Short problem
Please transcribe the data below exactly. Leave the pictures out.

[Dataset records on visual material]
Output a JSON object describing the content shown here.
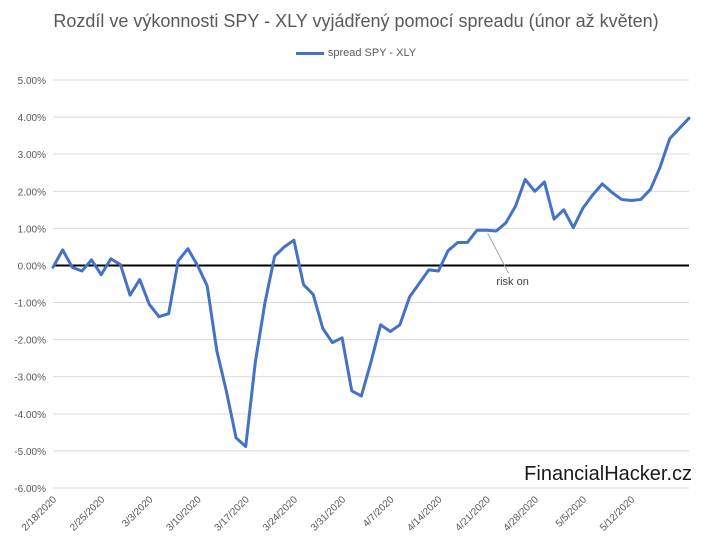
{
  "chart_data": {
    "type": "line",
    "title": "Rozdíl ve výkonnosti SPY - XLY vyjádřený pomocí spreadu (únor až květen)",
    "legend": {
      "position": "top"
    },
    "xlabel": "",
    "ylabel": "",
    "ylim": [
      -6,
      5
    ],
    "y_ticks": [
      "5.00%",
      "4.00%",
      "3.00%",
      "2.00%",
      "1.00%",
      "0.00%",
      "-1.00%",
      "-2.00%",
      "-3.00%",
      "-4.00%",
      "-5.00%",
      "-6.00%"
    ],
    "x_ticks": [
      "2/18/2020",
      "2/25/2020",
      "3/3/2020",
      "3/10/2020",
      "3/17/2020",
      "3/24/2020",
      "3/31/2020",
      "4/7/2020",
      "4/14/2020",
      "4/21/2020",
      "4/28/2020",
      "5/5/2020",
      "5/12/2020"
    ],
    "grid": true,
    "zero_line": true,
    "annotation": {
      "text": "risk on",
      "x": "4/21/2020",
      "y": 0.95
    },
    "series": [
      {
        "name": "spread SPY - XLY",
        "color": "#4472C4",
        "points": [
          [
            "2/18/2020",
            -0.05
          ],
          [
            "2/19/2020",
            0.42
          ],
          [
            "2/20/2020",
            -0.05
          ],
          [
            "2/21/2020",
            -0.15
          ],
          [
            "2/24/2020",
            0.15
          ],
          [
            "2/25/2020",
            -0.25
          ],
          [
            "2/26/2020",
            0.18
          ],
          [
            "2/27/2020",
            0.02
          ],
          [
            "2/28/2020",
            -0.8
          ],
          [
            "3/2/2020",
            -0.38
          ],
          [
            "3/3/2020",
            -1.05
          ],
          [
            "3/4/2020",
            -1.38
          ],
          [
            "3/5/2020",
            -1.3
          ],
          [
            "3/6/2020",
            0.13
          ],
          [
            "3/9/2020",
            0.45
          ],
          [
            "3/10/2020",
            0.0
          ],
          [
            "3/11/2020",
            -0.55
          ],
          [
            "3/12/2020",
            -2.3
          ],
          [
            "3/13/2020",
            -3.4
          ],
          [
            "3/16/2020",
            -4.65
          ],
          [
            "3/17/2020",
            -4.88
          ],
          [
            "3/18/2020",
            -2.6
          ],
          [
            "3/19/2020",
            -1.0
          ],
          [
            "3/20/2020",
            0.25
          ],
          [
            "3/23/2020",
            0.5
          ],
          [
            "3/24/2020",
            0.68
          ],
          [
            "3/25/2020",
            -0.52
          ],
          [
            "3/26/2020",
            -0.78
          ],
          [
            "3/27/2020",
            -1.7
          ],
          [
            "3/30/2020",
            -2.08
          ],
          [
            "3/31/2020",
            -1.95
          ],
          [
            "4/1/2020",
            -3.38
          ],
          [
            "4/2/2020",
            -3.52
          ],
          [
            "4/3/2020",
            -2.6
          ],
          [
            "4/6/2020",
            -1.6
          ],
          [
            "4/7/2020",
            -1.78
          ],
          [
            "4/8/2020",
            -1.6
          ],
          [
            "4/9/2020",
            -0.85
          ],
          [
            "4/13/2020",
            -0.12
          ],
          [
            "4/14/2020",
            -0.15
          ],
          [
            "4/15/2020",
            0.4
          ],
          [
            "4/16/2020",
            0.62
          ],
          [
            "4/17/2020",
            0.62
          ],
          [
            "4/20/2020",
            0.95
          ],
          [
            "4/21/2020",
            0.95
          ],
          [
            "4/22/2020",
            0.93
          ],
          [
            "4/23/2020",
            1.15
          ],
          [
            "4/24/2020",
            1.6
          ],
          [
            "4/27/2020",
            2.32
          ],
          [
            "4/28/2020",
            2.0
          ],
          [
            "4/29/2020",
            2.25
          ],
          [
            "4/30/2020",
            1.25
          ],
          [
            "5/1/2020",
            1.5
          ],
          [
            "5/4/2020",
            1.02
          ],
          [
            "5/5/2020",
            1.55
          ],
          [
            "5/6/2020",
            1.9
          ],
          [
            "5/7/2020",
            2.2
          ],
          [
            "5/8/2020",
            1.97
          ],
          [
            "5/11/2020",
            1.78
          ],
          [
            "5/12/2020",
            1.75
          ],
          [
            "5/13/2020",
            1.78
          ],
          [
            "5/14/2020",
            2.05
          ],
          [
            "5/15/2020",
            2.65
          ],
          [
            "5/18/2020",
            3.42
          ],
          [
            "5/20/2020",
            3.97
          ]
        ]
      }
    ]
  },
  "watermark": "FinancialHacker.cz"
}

Reply to the task
Output a JSON object describing the content shown here.
{
  "chart_data": {
    "type": "line",
    "title": "Rozdíl ve výkonnosti SPY - XLY vyjádřený pomocí spreadu (únor až květen)",
    "legend": {
      "position": "top"
    },
    "xlabel": "",
    "ylabel": "",
    "ylim": [
      -6,
      5
    ],
    "y_ticks": [
      "5.00%",
      "4.00%",
      "3.00%",
      "2.00%",
      "1.00%",
      "0.00%",
      "-1.00%",
      "-2.00%",
      "-3.00%",
      "-4.00%",
      "-5.00%",
      "-6.00%"
    ],
    "x_ticks": [
      "2/18/2020",
      "2/25/2020",
      "3/3/2020",
      "3/10/2020",
      "3/17/2020",
      "3/24/2020",
      "3/31/2020",
      "4/7/2020",
      "4/14/2020",
      "4/21/2020",
      "4/28/2020",
      "5/5/2020",
      "5/12/2020"
    ],
    "grid": true,
    "zero_line": true,
    "annotation": {
      "text": "risk on",
      "x": "4/21/2020",
      "y": 0.95
    },
    "series": [
      {
        "name": "spread SPY - XLY",
        "color": "#4472C4",
        "points": [
          [
            "2/18/2020",
            -0.05
          ],
          [
            "2/19/2020",
            0.42
          ],
          [
            "2/20/2020",
            -0.05
          ],
          [
            "2/21/2020",
            -0.15
          ],
          [
            "2/24/2020",
            0.15
          ],
          [
            "2/25/2020",
            -0.25
          ],
          [
            "2/26/2020",
            0.18
          ],
          [
            "2/27/2020",
            0.02
          ],
          [
            "2/28/2020",
            -0.8
          ],
          [
            "3/2/2020",
            -0.38
          ],
          [
            "3/3/2020",
            -1.05
          ],
          [
            "3/4/2020",
            -1.38
          ],
          [
            "3/5/2020",
            -1.3
          ],
          [
            "3/6/2020",
            0.13
          ],
          [
            "3/9/2020",
            0.45
          ],
          [
            "3/10/2020",
            0.0
          ],
          [
            "3/11/2020",
            -0.55
          ],
          [
            "3/12/2020",
            -2.3
          ],
          [
            "3/13/2020",
            -3.4
          ],
          [
            "3/16/2020",
            -4.65
          ],
          [
            "3/17/2020",
            -4.88
          ],
          [
            "3/18/2020",
            -2.6
          ],
          [
            "3/19/2020",
            -1.0
          ],
          [
            "3/20/2020",
            0.25
          ],
          [
            "3/23/2020",
            0.5
          ],
          [
            "3/24/2020",
            0.68
          ],
          [
            "3/25/2020",
            -0.52
          ],
          [
            "3/26/2020",
            -0.78
          ],
          [
            "3/27/2020",
            -1.7
          ],
          [
            "3/30/2020",
            -2.08
          ],
          [
            "3/31/2020",
            -1.95
          ],
          [
            "4/1/2020",
            -3.38
          ],
          [
            "4/2/2020",
            -3.52
          ],
          [
            "4/3/2020",
            -2.6
          ],
          [
            "4/6/2020",
            -1.6
          ],
          [
            "4/7/2020",
            -1.78
          ],
          [
            "4/8/2020",
            -1.6
          ],
          [
            "4/9/2020",
            -0.85
          ],
          [
            "4/13/2020",
            -0.12
          ],
          [
            "4/14/2020",
            -0.15
          ],
          [
            "4/15/2020",
            0.4
          ],
          [
            "4/16/2020",
            0.62
          ],
          [
            "4/17/2020",
            0.62
          ],
          [
            "4/20/2020",
            0.95
          ],
          [
            "4/21/2020",
            0.95
          ],
          [
            "4/22/2020",
            0.93
          ],
          [
            "4/23/2020",
            1.15
          ],
          [
            "4/24/2020",
            1.6
          ],
          [
            "4/27/2020",
            2.32
          ],
          [
            "4/28/2020",
            2.0
          ],
          [
            "4/29/2020",
            2.25
          ],
          [
            "4/30/2020",
            1.25
          ],
          [
            "5/1/2020",
            1.5
          ],
          [
            "5/4/2020",
            1.02
          ],
          [
            "5/5/2020",
            1.55
          ],
          [
            "5/6/2020",
            1.9
          ],
          [
            "5/7/2020",
            2.2
          ],
          [
            "5/8/2020",
            1.97
          ],
          [
            "5/11/2020",
            1.78
          ],
          [
            "5/12/2020",
            1.75
          ],
          [
            "5/13/2020",
            1.78
          ],
          [
            "5/14/2020",
            2.05
          ],
          [
            "5/15/2020",
            2.65
          ],
          [
            "5/18/2020",
            3.42
          ],
          [
            "5/20/2020",
            3.97
          ]
        ]
      }
    ]
  },
  "watermark": "FinancialHacker.cz"
}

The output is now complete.